Exercise brief: Are you able to quote each entry exactly as written?

Records for processing:
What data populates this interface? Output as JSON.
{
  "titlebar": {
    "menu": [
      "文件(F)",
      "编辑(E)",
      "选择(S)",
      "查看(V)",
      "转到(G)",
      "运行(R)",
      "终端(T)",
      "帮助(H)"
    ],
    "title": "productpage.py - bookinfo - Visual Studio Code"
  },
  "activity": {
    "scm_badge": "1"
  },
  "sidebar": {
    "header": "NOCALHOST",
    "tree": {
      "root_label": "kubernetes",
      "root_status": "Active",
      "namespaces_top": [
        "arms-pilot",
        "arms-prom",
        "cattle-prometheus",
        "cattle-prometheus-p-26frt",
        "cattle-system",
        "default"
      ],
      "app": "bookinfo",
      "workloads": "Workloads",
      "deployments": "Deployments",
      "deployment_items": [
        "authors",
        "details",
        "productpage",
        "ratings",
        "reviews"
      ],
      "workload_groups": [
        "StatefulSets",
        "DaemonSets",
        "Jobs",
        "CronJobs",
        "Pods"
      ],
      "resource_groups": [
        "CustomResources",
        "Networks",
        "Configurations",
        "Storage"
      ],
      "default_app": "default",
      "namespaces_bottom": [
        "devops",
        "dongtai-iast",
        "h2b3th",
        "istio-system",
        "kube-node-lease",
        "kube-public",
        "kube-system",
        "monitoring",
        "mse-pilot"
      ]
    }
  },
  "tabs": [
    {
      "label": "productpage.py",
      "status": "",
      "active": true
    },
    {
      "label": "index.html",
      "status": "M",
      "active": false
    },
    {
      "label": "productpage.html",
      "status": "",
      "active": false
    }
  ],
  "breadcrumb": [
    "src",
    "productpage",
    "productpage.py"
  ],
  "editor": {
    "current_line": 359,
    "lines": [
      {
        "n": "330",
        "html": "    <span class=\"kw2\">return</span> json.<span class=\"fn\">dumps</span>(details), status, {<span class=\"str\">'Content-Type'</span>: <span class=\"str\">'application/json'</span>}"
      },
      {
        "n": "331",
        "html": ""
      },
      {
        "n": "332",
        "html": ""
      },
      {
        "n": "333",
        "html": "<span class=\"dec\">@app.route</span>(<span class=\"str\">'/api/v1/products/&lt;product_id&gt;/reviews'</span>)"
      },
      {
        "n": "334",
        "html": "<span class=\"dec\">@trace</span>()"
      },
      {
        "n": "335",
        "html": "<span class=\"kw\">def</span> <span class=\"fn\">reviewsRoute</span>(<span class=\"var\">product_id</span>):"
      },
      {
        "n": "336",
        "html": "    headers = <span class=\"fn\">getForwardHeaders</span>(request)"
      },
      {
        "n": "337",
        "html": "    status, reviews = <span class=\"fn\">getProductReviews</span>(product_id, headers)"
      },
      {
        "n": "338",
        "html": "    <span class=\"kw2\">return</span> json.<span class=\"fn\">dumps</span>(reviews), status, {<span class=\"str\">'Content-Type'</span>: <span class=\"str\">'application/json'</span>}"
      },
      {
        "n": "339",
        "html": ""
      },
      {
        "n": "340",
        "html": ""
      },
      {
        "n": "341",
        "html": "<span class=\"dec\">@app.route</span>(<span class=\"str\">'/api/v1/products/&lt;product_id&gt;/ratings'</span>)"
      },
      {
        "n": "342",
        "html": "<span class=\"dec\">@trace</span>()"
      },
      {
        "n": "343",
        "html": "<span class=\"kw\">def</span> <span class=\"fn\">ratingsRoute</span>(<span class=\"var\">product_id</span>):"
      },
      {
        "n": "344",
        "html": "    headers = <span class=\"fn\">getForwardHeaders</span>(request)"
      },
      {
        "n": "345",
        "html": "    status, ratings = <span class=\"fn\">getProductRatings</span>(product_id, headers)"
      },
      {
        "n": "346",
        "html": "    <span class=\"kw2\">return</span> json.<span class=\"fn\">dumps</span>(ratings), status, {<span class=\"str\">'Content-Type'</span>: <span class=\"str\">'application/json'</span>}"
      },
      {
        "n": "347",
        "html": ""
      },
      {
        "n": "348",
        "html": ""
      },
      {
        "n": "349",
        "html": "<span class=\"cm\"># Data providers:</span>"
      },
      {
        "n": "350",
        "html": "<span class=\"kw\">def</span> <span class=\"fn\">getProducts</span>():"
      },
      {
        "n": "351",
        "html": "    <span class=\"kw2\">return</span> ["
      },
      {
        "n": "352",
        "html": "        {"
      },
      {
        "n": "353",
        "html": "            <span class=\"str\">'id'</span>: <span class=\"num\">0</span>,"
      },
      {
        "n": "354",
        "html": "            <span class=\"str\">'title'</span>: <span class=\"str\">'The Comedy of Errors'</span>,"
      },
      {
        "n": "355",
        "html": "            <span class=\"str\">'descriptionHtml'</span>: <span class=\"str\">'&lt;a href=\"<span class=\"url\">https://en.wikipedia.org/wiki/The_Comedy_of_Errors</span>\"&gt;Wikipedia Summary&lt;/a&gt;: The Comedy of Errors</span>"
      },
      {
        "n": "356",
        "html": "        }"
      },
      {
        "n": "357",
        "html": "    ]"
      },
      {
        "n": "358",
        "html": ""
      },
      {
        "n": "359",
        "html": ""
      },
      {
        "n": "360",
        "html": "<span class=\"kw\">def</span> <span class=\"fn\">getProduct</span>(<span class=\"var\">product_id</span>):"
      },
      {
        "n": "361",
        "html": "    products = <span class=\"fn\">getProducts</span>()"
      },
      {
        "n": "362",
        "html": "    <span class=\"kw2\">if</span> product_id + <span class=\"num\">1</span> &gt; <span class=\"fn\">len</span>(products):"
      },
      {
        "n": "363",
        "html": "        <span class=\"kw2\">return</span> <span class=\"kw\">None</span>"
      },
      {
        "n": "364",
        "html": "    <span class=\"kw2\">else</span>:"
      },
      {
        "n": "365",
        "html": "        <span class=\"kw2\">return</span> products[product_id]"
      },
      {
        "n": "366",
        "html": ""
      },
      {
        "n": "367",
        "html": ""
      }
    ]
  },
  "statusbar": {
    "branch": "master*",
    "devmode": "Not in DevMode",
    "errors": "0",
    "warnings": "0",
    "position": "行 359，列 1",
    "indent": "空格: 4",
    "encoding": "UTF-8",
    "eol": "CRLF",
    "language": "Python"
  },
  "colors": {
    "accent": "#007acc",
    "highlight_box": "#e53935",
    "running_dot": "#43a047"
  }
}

Problem solution:
What data populates this interface? Output as JSON.
{
  "titlebar": {
    "menu": [
      "文件(F)",
      "编辑(E)",
      "选择(S)",
      "查看(V)",
      "转到(G)",
      "运行(R)",
      "终端(T)",
      "帮助(H)"
    ],
    "title": "productpage.py - bookinfo - Visual Studio Code"
  },
  "activity": {
    "scm_badge": "1"
  },
  "sidebar": {
    "header": "NOCALHOST",
    "tree": {
      "root_label": "kubernetes",
      "root_status": "Active",
      "namespaces_top": [
        "arms-pilot",
        "arms-prom",
        "cattle-prometheus",
        "cattle-prometheus-p-26frt",
        "cattle-system",
        "default"
      ],
      "app": "bookinfo",
      "workloads": "Workloads",
      "deployments": "Deployments",
      "deployment_items": [
        "authors",
        "details",
        "productpage",
        "ratings",
        "reviews"
      ],
      "workload_groups": [
        "StatefulSets",
        "DaemonSets",
        "Jobs",
        "CronJobs",
        "Pods"
      ],
      "resource_groups": [
        "CustomResources",
        "Networks",
        "Configurations",
        "Storage"
      ],
      "default_app": "default",
      "namespaces_bottom": [
        "devops",
        "dongtai-iast",
        "h2b3th",
        "istio-system",
        "kube-node-lease",
        "kube-public",
        "kube-system",
        "monitoring",
        "mse-pilot"
      ]
    }
  },
  "tabs": [
    {
      "label": "productpage.py",
      "status": "",
      "active": true
    },
    {
      "label": "index.html",
      "status": "M",
      "active": false
    },
    {
      "label": "productpage.html",
      "status": "",
      "active": false
    }
  ],
  "breadcrumb": [
    "src",
    "productpage",
    "productpage.py"
  ],
  "editor": {
    "current_line": 359,
    "lines": [
      {
        "n": "330",
        "html": "    <span class=\"kw2\">return</span> json.<span class=\"fn\">dumps</span>(details), status, {<span class=\"str\">'Content-Type'</span>: <span class=\"str\">'application/json'</span>}"
      },
      {
        "n": "331",
        "html": ""
      },
      {
        "n": "332",
        "html": ""
      },
      {
        "n": "333",
        "html": "<span class=\"dec\">@app.route</span>(<span class=\"str\">'/api/v1/products/&lt;product_id&gt;/reviews'</span>)"
      },
      {
        "n": "334",
        "html": "<span class=\"dec\">@trace</span>()"
      },
      {
        "n": "335",
        "html": "<span class=\"kw\">def</span> <span class=\"fn\">reviewsRoute</span>(<span class=\"var\">product_id</span>):"
      },
      {
        "n": "336",
        "html": "    headers = <span class=\"fn\">getForwardHeaders</span>(request)"
      },
      {
        "n": "337",
        "html": "    status, reviews = <span class=\"fn\">getProductReviews</span>(product_id, headers)"
      },
      {
        "n": "338",
        "html": "    <span class=\"kw2\">return</span> json.<span class=\"fn\">dumps</span>(reviews), status, {<span class=\"str\">'Content-Type'</span>: <span class=\"str\">'application/json'</span>}"
      },
      {
        "n": "339",
        "html": ""
      },
      {
        "n": "340",
        "html": ""
      },
      {
        "n": "341",
        "html": "<span class=\"dec\">@app.route</span>(<span class=\"str\">'/api/v1/products/&lt;product_id&gt;/ratings'</span>)"
      },
      {
        "n": "342",
        "html": "<span class=\"dec\">@trace</span>()"
      },
      {
        "n": "343",
        "html": "<span class=\"kw\">def</span> <span class=\"fn\">ratingsRoute</span>(<span class=\"var\">product_id</span>):"
      },
      {
        "n": "344",
        "html": "    headers = <span class=\"fn\">getForwardHeaders</span>(request)"
      },
      {
        "n": "345",
        "html": "    status, ratings = <span class=\"fn\">getProductRatings</span>(product_id, headers)"
      },
      {
        "n": "346",
        "html": "    <span class=\"kw2\">return</span> json.<span class=\"fn\">dumps</span>(ratings), status, {<span class=\"str\">'Content-Type'</span>: <span class=\"str\">'application/json'</span>}"
      },
      {
        "n": "347",
        "html": ""
      },
      {
        "n": "348",
        "html": ""
      },
      {
        "n": "349",
        "html": "<span class=\"cm\"># Data providers:</span>"
      },
      {
        "n": "350",
        "html": "<span class=\"kw\">def</span> <span class=\"fn\">getProducts</span>():"
      },
      {
        "n": "351",
        "html": "    <span class=\"kw2\">return</span> ["
      },
      {
        "n": "352",
        "html": "        {"
      },
      {
        "n": "353",
        "html": "            <span class=\"str\">'id'</span>: <span class=\"num\">0</span>,"
      },
      {
        "n": "354",
        "html": "            <span class=\"str\">'title'</span>: <span class=\"str\">'The Comedy of Errors'</span>,"
      },
      {
        "n": "355",
        "html": "            <span class=\"str\">'descriptionHtml'</span>: <span class=\"str\">'&lt;a href=\"<span class=\"url\">https://en.wikipedia.org/wiki/The_Comedy_of_Errors</span>\"&gt;Wikipedia Summary&lt;/a&gt;: The Comedy of Errors</span>"
      },
      {
        "n": "356",
        "html": "        }"
      },
      {
        "n": "357",
        "html": "    ]"
      },
      {
        "n": "358",
        "html": ""
      },
      {
        "n": "359",
        "html": ""
      },
      {
        "n": "360",
        "html": "<span class=\"kw\">def</span> <span class=\"fn\">getProduct</span>(<span class=\"var\">product_id</span>):"
      },
      {
        "n": "361",
        "html": "    products = <span class=\"fn\">getProducts</span>()"
      },
      {
        "n": "362",
        "html": "    <span class=\"kw2\">if</span> product_id + <span class=\"num\">1</span> &gt; <span class=\"fn\">len</span>(products):"
      },
      {
        "n": "363",
        "html": "        <span class=\"kw2\">return</span> <span class=\"kw\">None</span>"
      },
      {
        "n": "364",
        "html": "    <span class=\"kw2\">else</span>:"
      },
      {
        "n": "365",
        "html": "        <span class=\"kw2\">return</span> products[product_id]"
      },
      {
        "n": "366",
        "html": ""
      },
      {
        "n": "367",
        "html": ""
      }
    ]
  },
  "statusbar": {
    "branch": "master*",
    "devmode": "Not in DevMode",
    "errors": "0",
    "warnings": "0",
    "position": "行 359，列 1",
    "indent": "空格: 4",
    "encoding": "UTF-8",
    "eol": "CRLF",
    "language": "Python"
  },
  "colors": {
    "accent": "#007acc",
    "highlight_box": "#e53935",
    "running_dot": "#43a047"
  }
}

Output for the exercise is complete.